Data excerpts
☆ ☆ ☆ ☆ ☆
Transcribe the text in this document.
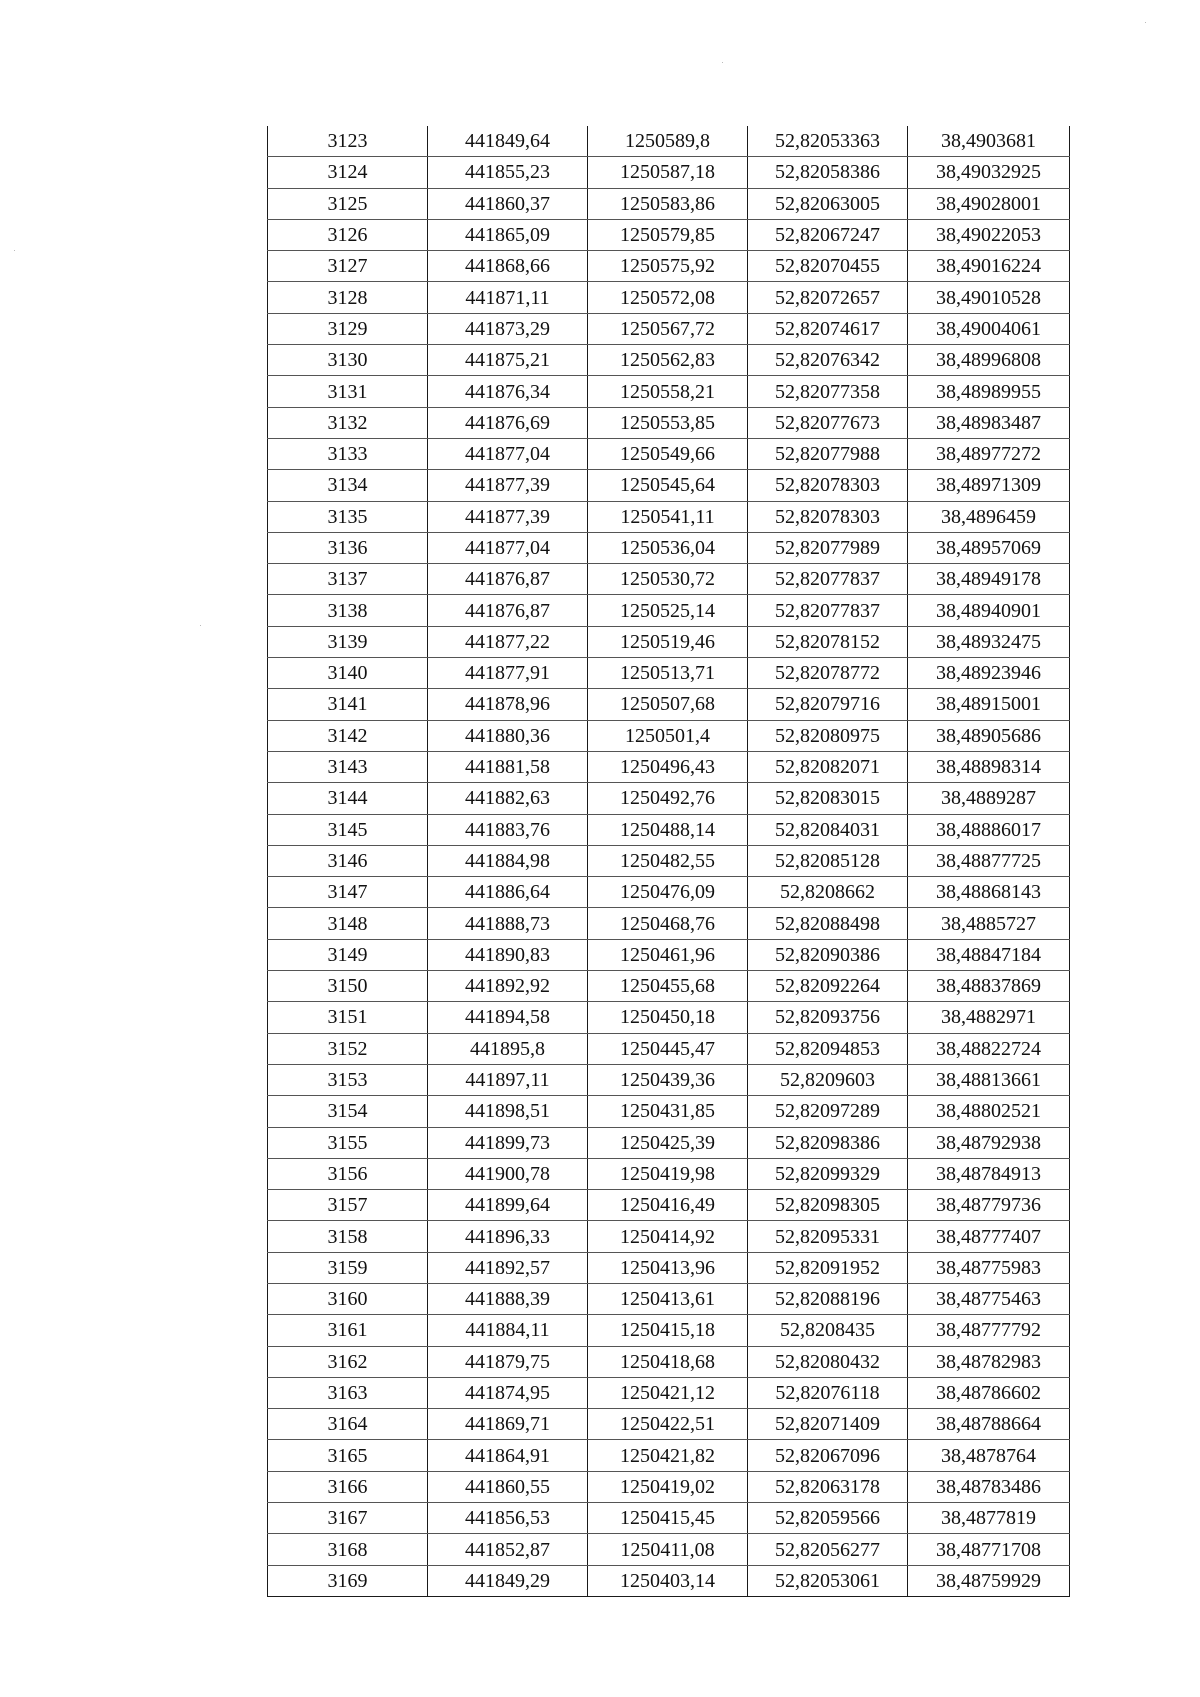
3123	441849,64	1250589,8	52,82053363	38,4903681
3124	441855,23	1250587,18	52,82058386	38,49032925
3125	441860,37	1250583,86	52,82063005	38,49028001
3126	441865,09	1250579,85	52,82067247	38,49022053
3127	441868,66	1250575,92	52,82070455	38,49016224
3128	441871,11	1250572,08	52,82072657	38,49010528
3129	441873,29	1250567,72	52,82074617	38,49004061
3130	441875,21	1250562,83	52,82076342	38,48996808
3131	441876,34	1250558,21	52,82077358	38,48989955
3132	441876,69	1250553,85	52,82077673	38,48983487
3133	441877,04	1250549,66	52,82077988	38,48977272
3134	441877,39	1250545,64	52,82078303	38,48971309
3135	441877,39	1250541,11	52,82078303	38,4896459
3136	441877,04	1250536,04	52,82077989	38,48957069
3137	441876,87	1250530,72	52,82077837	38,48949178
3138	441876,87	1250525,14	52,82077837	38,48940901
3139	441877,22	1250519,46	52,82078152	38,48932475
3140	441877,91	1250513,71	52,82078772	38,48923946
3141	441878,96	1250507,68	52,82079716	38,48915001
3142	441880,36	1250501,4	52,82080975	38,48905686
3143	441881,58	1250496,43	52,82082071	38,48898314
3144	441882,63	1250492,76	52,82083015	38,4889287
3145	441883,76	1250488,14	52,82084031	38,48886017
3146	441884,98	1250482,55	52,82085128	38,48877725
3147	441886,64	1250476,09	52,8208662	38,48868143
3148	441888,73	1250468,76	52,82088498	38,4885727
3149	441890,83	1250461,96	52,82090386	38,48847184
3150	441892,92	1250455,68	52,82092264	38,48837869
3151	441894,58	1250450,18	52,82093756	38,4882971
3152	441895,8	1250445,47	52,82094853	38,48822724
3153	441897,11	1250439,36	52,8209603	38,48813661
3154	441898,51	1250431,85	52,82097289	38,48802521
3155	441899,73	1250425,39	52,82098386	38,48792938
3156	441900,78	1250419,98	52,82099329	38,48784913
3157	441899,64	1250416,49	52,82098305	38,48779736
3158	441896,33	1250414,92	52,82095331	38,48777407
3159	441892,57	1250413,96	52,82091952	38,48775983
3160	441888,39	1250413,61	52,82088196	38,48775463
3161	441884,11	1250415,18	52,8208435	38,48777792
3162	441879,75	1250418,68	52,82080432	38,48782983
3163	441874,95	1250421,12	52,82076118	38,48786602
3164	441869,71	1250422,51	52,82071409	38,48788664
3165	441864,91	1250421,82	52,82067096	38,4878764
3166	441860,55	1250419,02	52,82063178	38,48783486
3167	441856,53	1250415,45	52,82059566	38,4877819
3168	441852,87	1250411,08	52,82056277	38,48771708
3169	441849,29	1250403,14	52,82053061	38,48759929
☆ ☆ ☆ ☆ ☆
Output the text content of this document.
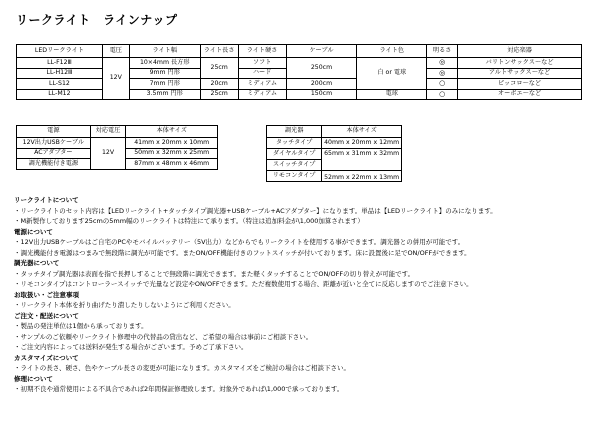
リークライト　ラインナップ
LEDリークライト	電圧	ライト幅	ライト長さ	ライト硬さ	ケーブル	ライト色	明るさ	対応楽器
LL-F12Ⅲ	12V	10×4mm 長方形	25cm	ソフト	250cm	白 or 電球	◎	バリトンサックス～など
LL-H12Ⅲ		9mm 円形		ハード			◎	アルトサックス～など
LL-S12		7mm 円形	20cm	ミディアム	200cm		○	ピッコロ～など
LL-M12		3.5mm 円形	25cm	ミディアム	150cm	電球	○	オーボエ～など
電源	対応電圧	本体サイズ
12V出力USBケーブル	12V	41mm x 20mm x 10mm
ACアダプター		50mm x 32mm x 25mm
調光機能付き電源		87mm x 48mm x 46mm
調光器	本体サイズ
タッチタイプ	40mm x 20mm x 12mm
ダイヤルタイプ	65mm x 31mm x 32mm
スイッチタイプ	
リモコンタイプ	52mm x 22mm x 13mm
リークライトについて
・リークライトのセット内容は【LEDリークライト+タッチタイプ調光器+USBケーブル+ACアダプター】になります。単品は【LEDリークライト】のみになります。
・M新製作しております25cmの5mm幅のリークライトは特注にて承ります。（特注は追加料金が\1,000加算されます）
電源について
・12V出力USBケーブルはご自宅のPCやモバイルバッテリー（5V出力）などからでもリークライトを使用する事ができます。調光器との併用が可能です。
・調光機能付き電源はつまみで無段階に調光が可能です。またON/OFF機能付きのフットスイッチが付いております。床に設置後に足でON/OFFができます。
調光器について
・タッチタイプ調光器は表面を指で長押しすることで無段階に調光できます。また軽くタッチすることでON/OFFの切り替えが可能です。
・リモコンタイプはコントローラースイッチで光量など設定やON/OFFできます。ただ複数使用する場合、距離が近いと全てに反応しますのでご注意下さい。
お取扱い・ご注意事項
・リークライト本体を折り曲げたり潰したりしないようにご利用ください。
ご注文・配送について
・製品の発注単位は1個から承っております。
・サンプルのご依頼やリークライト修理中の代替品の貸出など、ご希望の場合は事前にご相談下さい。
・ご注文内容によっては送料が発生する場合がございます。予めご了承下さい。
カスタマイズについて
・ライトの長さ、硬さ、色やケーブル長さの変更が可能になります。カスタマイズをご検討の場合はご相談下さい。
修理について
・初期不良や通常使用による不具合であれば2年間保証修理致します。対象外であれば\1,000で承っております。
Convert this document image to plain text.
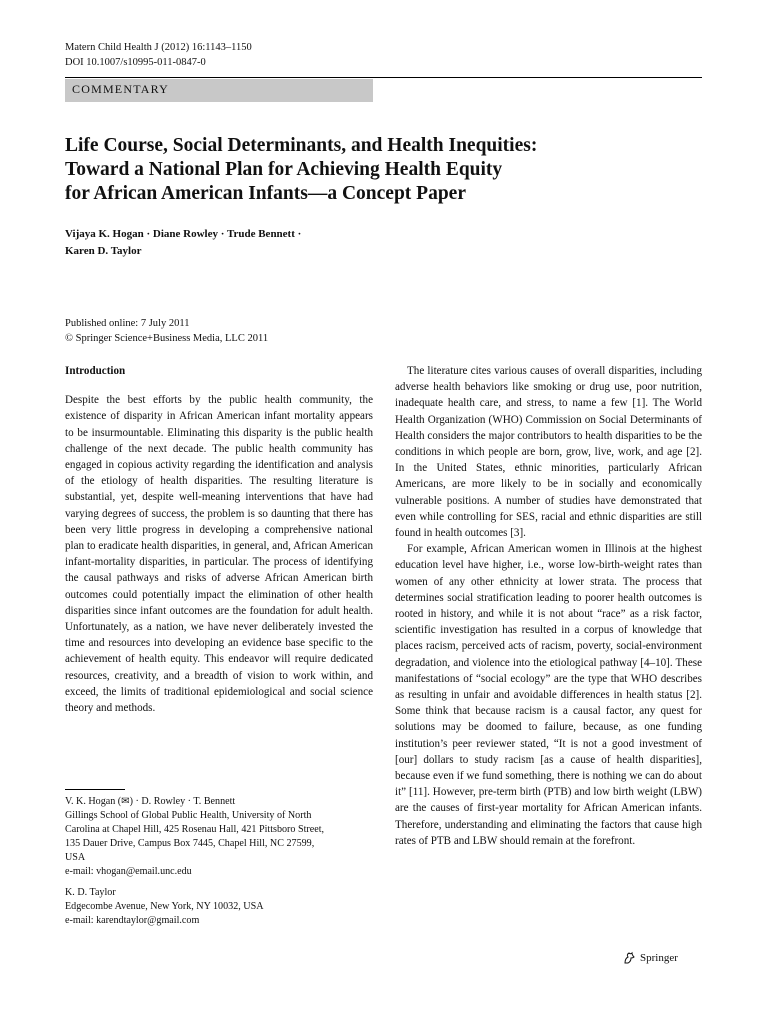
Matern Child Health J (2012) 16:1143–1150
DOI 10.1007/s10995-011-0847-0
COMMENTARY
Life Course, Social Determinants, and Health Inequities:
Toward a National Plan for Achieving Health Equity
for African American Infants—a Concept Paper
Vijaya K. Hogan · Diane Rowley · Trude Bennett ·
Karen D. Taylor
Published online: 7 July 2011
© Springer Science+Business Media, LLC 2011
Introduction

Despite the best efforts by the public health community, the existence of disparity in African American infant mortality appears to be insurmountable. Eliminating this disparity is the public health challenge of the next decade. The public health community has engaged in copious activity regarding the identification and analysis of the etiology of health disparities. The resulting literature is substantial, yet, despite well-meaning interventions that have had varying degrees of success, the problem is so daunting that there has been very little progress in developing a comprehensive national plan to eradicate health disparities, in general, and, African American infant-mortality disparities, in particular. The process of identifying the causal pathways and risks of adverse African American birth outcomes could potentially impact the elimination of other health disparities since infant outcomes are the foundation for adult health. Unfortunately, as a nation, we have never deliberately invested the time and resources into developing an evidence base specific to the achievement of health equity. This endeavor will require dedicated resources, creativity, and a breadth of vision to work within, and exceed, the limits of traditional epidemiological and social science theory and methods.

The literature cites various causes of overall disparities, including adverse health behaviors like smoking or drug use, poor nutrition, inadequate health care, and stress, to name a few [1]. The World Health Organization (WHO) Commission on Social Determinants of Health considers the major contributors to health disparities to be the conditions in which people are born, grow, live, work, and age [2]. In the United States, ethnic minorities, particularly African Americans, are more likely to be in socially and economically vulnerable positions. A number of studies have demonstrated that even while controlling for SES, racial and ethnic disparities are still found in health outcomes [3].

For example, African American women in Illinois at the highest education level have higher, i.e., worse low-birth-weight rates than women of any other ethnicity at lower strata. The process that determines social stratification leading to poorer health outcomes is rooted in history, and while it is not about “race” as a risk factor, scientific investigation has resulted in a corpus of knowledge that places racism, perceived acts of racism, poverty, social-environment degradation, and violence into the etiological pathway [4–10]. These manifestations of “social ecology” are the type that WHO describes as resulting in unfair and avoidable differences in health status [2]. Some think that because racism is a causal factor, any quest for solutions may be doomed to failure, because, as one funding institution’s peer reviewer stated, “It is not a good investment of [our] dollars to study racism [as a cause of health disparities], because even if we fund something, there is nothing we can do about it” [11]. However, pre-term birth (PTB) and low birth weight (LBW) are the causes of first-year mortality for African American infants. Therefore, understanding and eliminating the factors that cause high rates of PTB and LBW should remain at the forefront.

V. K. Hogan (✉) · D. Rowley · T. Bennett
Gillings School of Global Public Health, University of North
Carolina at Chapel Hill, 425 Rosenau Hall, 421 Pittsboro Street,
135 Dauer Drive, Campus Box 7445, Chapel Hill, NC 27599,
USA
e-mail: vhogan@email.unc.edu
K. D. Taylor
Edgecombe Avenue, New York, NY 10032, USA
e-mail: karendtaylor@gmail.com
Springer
☆ ☆ ☆ ☆ ☆
Exercise aim: Gather every line from the entries above where the word "Bennett" appears, and copy them.

Expected answer:
Vijaya K. Hogan · Diane Rowley · Trude Bennett ·
V. K. Hogan (✉) · D. Rowley · T. Bennett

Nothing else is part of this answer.